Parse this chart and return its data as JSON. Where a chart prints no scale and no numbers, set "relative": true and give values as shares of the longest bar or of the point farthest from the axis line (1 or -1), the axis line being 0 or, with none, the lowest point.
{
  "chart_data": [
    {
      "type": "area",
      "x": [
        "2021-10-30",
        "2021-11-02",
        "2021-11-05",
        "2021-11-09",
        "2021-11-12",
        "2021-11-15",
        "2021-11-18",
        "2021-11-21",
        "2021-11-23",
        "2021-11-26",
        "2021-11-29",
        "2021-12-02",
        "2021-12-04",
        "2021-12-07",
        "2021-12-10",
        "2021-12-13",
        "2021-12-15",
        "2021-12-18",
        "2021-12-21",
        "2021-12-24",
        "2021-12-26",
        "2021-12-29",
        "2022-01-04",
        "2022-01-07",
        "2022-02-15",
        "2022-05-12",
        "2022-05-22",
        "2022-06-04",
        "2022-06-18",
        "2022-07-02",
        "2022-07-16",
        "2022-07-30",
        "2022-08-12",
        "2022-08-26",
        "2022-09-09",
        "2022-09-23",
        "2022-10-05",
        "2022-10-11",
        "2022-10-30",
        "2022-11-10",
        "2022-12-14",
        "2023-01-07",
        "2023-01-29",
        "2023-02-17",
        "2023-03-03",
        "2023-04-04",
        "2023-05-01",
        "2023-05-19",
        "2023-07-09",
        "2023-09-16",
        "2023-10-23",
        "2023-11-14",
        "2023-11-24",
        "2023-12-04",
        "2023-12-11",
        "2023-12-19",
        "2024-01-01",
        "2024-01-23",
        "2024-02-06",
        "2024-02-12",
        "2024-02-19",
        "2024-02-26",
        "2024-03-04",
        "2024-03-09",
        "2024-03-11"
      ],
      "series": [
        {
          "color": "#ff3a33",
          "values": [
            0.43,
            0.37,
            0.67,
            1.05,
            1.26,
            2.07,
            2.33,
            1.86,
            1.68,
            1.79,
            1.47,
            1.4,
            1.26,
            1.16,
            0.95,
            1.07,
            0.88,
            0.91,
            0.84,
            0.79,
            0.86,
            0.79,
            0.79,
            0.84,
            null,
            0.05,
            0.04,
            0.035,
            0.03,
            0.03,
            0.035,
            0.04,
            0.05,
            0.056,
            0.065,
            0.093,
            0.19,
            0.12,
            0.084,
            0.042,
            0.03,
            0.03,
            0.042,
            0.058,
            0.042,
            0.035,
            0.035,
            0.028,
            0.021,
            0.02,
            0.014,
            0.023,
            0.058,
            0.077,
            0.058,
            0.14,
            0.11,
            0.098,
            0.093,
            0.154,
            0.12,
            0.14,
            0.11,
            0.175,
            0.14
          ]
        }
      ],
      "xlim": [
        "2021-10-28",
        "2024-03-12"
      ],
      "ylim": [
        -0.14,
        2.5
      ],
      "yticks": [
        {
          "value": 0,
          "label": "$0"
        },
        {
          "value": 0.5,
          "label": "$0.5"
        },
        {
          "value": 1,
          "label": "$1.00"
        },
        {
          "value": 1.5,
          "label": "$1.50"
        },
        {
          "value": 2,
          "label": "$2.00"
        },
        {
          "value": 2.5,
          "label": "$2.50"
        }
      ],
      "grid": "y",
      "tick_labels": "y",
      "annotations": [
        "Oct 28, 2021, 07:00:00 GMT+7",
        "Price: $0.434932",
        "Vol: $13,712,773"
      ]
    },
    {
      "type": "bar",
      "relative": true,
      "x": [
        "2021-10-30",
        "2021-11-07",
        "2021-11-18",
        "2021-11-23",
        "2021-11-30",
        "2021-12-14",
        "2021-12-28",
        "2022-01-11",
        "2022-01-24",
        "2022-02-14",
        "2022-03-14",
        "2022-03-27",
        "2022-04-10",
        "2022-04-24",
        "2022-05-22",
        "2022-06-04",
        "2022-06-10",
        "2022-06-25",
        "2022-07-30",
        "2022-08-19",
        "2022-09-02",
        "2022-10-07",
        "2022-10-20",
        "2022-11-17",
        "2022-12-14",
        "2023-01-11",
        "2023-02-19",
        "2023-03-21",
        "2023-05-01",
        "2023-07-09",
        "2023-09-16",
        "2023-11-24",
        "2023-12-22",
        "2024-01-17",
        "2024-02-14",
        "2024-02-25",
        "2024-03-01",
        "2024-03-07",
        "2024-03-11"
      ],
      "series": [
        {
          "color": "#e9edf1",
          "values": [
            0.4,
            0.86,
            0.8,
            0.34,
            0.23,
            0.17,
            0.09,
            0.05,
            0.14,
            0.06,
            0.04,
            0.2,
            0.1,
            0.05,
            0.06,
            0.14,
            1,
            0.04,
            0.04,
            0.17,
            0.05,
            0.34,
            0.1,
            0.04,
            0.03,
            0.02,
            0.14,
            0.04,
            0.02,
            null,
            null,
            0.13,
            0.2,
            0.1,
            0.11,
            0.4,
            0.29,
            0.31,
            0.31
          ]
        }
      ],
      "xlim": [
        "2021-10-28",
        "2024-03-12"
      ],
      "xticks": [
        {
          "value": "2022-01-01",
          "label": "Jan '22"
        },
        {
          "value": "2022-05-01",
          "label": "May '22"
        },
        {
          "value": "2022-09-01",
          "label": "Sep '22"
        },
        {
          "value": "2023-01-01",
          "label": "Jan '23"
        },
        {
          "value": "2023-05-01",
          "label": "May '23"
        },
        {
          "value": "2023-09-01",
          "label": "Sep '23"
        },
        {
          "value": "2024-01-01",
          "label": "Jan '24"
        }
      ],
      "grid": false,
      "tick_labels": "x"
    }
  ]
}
+++
§ Exercise
Output every line above without altering anything.

§ Result for this task
Parse this chart and return its data as JSON. Where a chart prints no scale and no numbers, set "relative": true and give values as shares of the longest bar or of the point farthest from the axis line (1 or -1), the axis line being 0 or, with none, the lowest point.
{
  "chart_data": [
    {
      "type": "area",
      "x": [
        "2021-10-30",
        "2021-11-02",
        "2021-11-05",
        "2021-11-09",
        "2021-11-12",
        "2021-11-15",
        "2021-11-18",
        "2021-11-21",
        "2021-11-23",
        "2021-11-26",
        "2021-11-29",
        "2021-12-02",
        "2021-12-04",
        "2021-12-07",
        "2021-12-10",
        "2021-12-13",
        "2021-12-15",
        "2021-12-18",
        "2021-12-21",
        "2021-12-24",
        "2021-12-26",
        "2021-12-29",
        "2022-01-04",
        "2022-01-07",
        "2022-02-15",
        "2022-05-12",
        "2022-05-22",
        "2022-06-04",
        "2022-06-18",
        "2022-07-02",
        "2022-07-16",
        "2022-07-30",
        "2022-08-12",
        "2022-08-26",
        "2022-09-09",
        "2022-09-23",
        "2022-10-05",
        "2022-10-11",
        "2022-10-30",
        "2022-11-10",
        "2022-12-14",
        "2023-01-07",
        "2023-01-29",
        "2023-02-17",
        "2023-03-03",
        "2023-04-04",
        "2023-05-01",
        "2023-05-19",
        "2023-07-09",
        "2023-09-16",
        "2023-10-23",
        "2023-11-14",
        "2023-11-24",
        "2023-12-04",
        "2023-12-11",
        "2023-12-19",
        "2024-01-01",
        "2024-01-23",
        "2024-02-06",
        "2024-02-12",
        "2024-02-19",
        "2024-02-26",
        "2024-03-04",
        "2024-03-09",
        "2024-03-11"
      ],
      "series": [
        {
          "color": "#ff3a33",
          "values": [
            0.43,
            0.37,
            0.67,
            1.05,
            1.26,
            2.07,
            2.33,
            1.86,
            1.68,
            1.79,
            1.47,
            1.4,
            1.26,
            1.16,
            0.95,
            1.07,
            0.88,
            0.91,
            0.84,
            0.79,
            0.86,
            0.79,
            0.79,
            0.84,
            null,
            0.05,
            0.04,
            0.035,
            0.03,
            0.03,
            0.035,
            0.04,
            0.05,
            0.056,
            0.065,
            0.093,
            0.19,
            0.12,
            0.084,
            0.042,
            0.03,
            0.03,
            0.042,
            0.058,
            0.042,
            0.035,
            0.035,
            0.028,
            0.021,
            0.02,
            0.014,
            0.023,
            0.058,
            0.077,
            0.058,
            0.14,
            0.11,
            0.098,
            0.093,
            0.154,
            0.12,
            0.14,
            0.11,
            0.175,
            0.14
          ]
        }
      ],
      "xlim": [
        "2021-10-28",
        "2024-03-12"
      ],
      "ylim": [
        -0.14,
        2.5
      ],
      "yticks": [
        {
          "value": 0,
          "label": "$0"
        },
        {
          "value": 0.5,
          "label": "$0.5"
        },
        {
          "value": 1,
          "label": "$1.00"
        },
        {
          "value": 1.5,
          "label": "$1.50"
        },
        {
          "value": 2,
          "label": "$2.00"
        },
        {
          "value": 2.5,
          "label": "$2.50"
        }
      ],
      "grid": "y",
      "tick_labels": "y",
      "annotations": [
        "Oct 28, 2021, 07:00:00 GMT+7",
        "Price: $0.434932",
        "Vol: $13,712,773"
      ]
    },
    {
      "type": "bar",
      "relative": true,
      "x": [
        "2021-10-30",
        "2021-11-07",
        "2021-11-18",
        "2021-11-23",
        "2021-11-30",
        "2021-12-14",
        "2021-12-28",
        "2022-01-11",
        "2022-01-24",
        "2022-02-14",
        "2022-03-14",
        "2022-03-27",
        "2022-04-10",
        "2022-04-24",
        "2022-05-22",
        "2022-06-04",
        "2022-06-10",
        "2022-06-25",
        "2022-07-30",
        "2022-08-19",
        "2022-09-02",
        "2022-10-07",
        "2022-10-20",
        "2022-11-17",
        "2022-12-14",
        "2023-01-11",
        "2023-02-19",
        "2023-03-21",
        "2023-05-01",
        "2023-07-09",
        "2023-09-16",
        "2023-11-24",
        "2023-12-22",
        "2024-01-17",
        "2024-02-14",
        "2024-02-25",
        "2024-03-01",
        "2024-03-07",
        "2024-03-11"
      ],
      "series": [
        {
          "color": "#e9edf1",
          "values": [
            0.4,
            0.86,
            0.8,
            0.34,
            0.23,
            0.17,
            0.09,
            0.05,
            0.14,
            0.06,
            0.04,
            0.2,
            0.1,
            0.05,
            0.06,
            0.14,
            1,
            0.04,
            0.04,
            0.17,
            0.05,
            0.34,
            0.1,
            0.04,
            0.03,
            0.02,
            0.14,
            0.04,
            0.02,
            null,
            null,
            0.13,
            0.2,
            0.1,
            0.11,
            0.4,
            0.29,
            0.31,
            0.31
          ]
        }
      ],
      "xlim": [
        "2021-10-28",
        "2024-03-12"
      ],
      "xticks": [
        {
          "value": "2022-01-01",
          "label": "Jan '22"
        },
        {
          "value": "2022-05-01",
          "label": "May '22"
        },
        {
          "value": "2022-09-01",
          "label": "Sep '22"
        },
        {
          "value": "2023-01-01",
          "label": "Jan '23"
        },
        {
          "value": "2023-05-01",
          "label": "May '23"
        },
        {
          "value": "2023-09-01",
          "label": "Sep '23"
        },
        {
          "value": "2024-01-01",
          "label": "Jan '24"
        }
      ],
      "grid": false,
      "tick_labels": "x"
    }
  ]
}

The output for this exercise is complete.